GIVEN EXERCISE:
Return each line that holds the word "logistikrelevante".

══ RECORDS SHOWN

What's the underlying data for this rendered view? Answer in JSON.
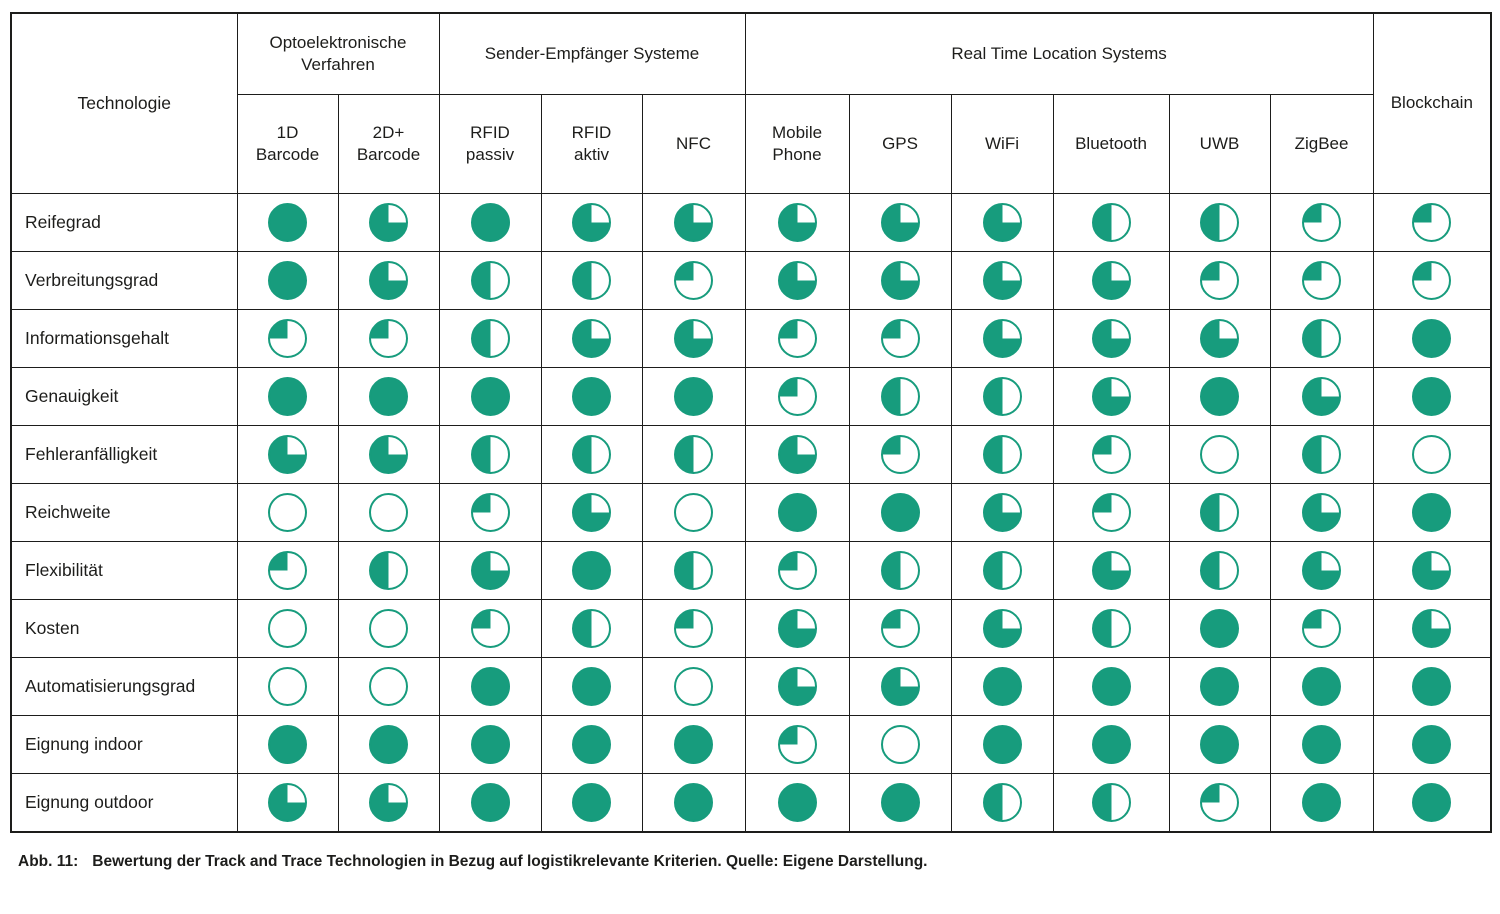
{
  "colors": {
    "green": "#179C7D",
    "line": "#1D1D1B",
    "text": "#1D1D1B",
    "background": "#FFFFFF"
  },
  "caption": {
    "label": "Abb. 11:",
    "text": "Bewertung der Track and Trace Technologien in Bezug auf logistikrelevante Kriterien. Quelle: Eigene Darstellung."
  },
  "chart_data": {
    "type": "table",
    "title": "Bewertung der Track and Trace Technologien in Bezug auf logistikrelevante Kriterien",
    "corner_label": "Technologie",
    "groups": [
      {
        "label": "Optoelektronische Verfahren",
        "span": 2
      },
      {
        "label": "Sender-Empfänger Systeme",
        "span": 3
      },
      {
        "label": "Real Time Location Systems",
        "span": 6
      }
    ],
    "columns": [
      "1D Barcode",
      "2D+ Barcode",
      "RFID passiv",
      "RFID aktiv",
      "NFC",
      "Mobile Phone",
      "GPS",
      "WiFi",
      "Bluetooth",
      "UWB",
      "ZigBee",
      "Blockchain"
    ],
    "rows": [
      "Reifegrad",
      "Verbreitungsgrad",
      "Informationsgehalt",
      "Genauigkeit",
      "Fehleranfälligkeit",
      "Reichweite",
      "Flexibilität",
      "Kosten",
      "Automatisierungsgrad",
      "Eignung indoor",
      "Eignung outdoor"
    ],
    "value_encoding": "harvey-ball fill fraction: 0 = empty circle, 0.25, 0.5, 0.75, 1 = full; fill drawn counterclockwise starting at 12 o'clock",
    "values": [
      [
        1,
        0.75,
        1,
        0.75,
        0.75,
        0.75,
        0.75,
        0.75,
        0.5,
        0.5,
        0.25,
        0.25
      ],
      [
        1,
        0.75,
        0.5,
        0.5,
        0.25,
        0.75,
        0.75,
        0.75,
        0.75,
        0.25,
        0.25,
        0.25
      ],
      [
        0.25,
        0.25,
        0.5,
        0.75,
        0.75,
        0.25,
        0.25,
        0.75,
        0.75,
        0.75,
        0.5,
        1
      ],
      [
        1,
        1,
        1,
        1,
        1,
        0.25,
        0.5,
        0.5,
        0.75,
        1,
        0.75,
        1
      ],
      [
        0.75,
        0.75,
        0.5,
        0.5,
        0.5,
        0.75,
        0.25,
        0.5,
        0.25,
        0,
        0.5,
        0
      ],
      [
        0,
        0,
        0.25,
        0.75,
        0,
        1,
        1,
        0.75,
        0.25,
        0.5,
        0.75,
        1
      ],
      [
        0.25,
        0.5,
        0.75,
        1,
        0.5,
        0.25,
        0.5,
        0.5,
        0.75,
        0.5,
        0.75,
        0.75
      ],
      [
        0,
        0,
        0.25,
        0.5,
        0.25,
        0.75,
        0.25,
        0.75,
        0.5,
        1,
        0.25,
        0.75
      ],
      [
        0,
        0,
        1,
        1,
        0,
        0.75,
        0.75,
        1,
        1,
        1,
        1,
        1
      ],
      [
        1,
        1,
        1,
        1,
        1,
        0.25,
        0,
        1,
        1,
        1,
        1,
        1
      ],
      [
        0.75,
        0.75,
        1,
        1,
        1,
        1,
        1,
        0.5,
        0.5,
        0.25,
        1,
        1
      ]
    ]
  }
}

════
══ RECORDS SHOWN

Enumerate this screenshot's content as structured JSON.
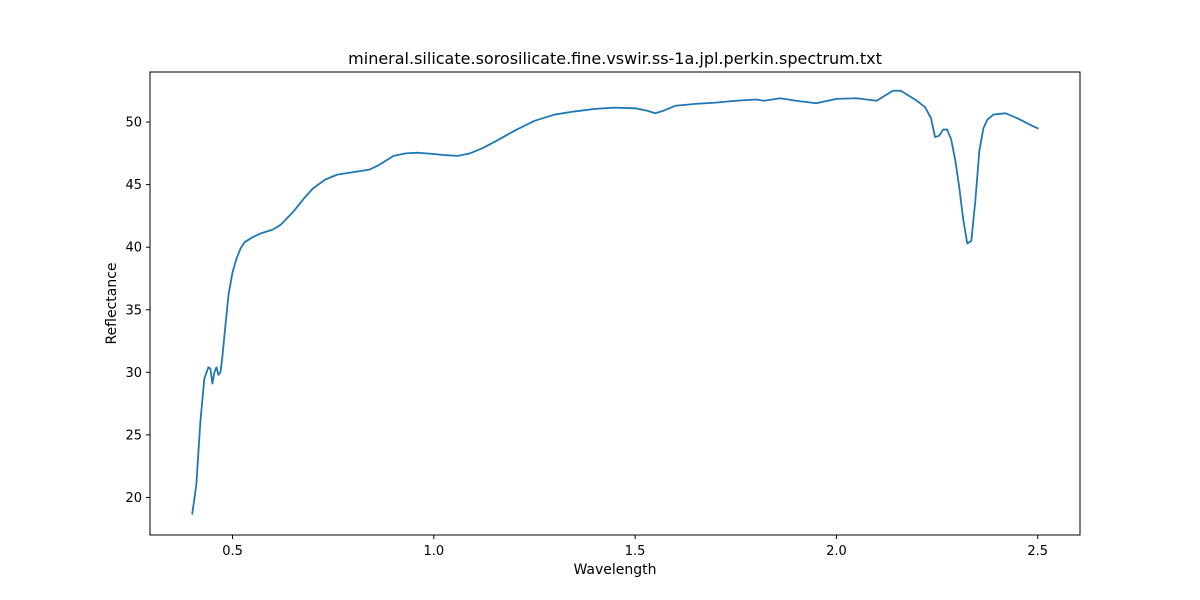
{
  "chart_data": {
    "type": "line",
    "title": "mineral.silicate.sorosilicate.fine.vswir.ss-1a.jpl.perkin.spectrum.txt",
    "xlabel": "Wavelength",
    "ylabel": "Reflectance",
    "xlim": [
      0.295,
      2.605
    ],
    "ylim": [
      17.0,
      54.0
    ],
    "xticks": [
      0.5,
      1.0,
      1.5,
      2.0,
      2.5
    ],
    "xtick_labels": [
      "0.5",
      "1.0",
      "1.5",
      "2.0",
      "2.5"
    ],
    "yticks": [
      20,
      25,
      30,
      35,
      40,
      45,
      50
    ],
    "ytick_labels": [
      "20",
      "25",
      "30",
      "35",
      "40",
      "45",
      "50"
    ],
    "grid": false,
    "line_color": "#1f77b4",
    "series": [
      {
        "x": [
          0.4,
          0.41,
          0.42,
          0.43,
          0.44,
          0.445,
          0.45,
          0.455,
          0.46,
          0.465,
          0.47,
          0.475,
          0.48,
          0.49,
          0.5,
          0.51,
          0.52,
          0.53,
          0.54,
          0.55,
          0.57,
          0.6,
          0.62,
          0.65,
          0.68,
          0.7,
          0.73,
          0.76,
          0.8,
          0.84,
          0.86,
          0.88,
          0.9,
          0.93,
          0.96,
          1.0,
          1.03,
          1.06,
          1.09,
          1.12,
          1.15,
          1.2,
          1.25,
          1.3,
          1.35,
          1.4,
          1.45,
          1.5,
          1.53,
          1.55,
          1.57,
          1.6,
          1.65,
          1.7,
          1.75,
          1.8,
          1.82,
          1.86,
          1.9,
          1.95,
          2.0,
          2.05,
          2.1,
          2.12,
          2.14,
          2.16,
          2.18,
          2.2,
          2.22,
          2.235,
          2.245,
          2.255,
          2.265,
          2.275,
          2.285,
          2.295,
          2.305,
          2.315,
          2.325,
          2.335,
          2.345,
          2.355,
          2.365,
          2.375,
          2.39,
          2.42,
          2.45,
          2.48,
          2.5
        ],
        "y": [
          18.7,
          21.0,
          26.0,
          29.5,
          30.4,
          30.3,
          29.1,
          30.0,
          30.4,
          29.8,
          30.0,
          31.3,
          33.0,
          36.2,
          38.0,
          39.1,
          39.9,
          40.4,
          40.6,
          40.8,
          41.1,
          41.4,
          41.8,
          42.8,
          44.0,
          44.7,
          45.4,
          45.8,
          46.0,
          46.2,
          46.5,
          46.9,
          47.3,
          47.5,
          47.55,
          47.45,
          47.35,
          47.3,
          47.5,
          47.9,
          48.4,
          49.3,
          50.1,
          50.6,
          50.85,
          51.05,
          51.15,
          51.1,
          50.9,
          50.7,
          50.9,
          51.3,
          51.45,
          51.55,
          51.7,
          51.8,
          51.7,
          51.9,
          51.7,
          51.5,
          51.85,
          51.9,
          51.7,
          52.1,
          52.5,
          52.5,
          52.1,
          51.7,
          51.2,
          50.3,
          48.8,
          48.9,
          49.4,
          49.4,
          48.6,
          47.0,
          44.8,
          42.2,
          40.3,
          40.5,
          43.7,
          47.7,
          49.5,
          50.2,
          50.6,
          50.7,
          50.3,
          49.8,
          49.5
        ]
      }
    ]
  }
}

════
══ RECORDS SHOWN

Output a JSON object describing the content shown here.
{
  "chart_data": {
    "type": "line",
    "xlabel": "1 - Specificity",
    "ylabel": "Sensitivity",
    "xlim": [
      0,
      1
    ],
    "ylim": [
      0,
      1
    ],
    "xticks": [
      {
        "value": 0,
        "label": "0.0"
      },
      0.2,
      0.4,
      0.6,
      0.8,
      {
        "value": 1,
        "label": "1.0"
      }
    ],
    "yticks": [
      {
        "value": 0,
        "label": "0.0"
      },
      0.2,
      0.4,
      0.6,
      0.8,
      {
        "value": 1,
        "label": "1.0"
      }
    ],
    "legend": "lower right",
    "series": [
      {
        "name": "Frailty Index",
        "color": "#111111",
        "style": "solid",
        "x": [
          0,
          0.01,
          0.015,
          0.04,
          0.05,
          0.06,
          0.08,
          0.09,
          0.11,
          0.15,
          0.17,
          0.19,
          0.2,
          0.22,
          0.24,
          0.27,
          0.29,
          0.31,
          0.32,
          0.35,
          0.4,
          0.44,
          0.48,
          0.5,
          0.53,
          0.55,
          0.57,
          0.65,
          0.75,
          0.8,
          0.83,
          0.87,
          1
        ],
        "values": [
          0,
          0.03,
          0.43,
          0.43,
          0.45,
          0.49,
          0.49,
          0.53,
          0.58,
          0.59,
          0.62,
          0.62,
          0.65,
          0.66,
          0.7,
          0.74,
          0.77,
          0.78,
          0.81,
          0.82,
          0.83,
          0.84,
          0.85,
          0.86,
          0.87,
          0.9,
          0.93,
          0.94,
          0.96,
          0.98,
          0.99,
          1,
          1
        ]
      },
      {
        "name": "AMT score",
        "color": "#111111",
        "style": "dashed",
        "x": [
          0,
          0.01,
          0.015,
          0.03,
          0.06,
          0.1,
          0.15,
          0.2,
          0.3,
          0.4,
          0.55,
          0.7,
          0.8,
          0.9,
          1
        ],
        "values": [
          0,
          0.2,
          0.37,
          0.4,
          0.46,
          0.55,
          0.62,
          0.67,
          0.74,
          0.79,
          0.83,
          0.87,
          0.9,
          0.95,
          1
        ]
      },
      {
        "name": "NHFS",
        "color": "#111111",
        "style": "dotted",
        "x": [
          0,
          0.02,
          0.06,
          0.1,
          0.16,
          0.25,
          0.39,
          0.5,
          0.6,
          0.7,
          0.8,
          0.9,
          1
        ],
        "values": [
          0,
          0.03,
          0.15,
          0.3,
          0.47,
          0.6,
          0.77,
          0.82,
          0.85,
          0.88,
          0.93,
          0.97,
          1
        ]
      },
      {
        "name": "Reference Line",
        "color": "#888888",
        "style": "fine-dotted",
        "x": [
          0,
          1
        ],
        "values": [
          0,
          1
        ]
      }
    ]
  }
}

════

RESPONSE:
    "text": "Bewertung der Track and Trace Technologien in Bezug auf logistikrelevante Kriterien. Quelle: Eigene Darstellung."
    "title": "Bewertung der Track and Trace Technologien in Bezug auf logistikrelevante Kriterien",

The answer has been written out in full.